-- THE TASK --
Convert the records, from the first line through the line containing "p75-marker [521,285,527,297]", inclusive, into a JSON list of strings with one string per line and any blank lines left out.

— Start DATA SUPPLIED —

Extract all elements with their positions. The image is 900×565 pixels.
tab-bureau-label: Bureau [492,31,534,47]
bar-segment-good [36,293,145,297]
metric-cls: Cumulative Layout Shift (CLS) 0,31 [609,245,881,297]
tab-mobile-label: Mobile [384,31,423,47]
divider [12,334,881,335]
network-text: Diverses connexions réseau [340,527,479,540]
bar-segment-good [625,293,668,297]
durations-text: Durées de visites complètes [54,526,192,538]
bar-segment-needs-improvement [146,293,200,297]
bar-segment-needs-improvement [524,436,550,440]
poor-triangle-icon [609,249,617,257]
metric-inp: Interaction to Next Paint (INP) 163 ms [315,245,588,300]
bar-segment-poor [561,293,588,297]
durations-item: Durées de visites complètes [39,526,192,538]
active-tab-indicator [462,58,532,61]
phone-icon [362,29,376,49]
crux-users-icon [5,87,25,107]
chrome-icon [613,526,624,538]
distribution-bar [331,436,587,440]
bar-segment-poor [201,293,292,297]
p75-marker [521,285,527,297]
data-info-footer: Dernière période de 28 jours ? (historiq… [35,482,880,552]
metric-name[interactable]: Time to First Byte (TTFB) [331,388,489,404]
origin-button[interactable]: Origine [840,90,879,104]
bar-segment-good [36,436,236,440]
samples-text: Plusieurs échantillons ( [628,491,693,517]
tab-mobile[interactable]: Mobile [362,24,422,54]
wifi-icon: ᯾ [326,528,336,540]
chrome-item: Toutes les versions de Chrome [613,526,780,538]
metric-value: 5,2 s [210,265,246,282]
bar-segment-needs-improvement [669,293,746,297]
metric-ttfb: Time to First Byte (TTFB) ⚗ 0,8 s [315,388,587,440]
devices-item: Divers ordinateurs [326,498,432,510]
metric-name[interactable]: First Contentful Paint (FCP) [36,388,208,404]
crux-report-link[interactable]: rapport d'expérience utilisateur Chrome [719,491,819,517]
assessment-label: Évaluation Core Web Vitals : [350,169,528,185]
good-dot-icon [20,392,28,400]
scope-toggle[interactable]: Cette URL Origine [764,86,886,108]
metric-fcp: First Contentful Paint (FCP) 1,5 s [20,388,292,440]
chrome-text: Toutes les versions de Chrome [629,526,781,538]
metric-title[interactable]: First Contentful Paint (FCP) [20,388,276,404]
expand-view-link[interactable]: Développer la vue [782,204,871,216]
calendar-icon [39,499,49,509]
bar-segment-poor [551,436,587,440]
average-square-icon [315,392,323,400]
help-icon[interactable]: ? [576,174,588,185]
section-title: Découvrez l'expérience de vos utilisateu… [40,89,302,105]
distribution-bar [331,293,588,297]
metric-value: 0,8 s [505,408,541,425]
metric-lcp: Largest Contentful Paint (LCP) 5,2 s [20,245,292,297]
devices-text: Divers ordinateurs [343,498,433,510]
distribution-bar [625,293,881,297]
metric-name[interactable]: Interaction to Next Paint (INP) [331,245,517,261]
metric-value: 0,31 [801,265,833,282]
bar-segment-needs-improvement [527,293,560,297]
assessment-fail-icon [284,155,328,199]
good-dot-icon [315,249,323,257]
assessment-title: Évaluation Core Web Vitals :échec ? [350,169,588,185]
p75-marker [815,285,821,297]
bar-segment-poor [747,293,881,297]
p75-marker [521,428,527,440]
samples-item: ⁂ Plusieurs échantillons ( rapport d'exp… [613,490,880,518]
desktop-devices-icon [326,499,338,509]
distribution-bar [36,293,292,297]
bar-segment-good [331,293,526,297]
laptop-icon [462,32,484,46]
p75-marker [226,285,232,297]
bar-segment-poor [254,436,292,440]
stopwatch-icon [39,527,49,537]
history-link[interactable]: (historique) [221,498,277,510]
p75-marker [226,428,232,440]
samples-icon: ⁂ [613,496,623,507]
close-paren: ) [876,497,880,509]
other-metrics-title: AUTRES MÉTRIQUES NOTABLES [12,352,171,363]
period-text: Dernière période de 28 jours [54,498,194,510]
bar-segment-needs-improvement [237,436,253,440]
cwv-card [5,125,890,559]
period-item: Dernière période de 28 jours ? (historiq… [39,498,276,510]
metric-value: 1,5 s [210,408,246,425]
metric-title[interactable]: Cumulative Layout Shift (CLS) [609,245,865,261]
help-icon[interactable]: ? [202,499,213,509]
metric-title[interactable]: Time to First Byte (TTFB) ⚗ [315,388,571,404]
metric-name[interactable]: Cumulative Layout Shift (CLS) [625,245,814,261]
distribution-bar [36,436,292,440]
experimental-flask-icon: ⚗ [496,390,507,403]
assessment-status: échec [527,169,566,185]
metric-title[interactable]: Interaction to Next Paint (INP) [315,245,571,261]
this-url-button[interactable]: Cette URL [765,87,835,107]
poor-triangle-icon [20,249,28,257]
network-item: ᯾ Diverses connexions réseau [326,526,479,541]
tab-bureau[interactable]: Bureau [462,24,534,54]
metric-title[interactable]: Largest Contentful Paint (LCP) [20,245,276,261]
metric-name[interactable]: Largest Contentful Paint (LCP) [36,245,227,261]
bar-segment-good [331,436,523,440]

— End DATA SUPPLIED —

-- TASK ANSWER --
[
  "Extract all elements with their positions. The image is 900×565 pixels.",
  "tab-bureau-label: Bureau [492,31,534,47]",
  "bar-segment-good [36,293,145,297]",
  "metric-cls: Cumulative Layout Shift (CLS) 0,31 [609,245,881,297]",
  "tab-mobile-label: Mobile [384,31,423,47]",
  "divider [12,334,881,335]",
  "network-text: Diverses connexions réseau [340,527,479,540]",
  "bar-segment-good [625,293,668,297]",
  "durations-text: Durées de visites complètes [54,526,192,538]",
  "bar-segment-needs-improvement [146,293,200,297]",
  "bar-segment-needs-improvement [524,436,550,440]",
  "poor-triangle-icon [609,249,617,257]",
  "metric-inp: Interaction to Next Paint (INP) 163 ms [315,245,588,300]",
  "bar-segment-poor [561,293,588,297]",
  "durations-item: Durées de visites complètes [39,526,192,538]",
  "active-tab-indicator [462,58,532,61]",
  "phone-icon [362,29,376,49]",
  "crux-users-icon [5,87,25,107]",
  "chrome-icon [613,526,624,538]",
  "distribution-bar [331,436,587,440]",
  "bar-segment-poor [201,293,292,297]",
  "p75-marker [521,285,527,297]"
]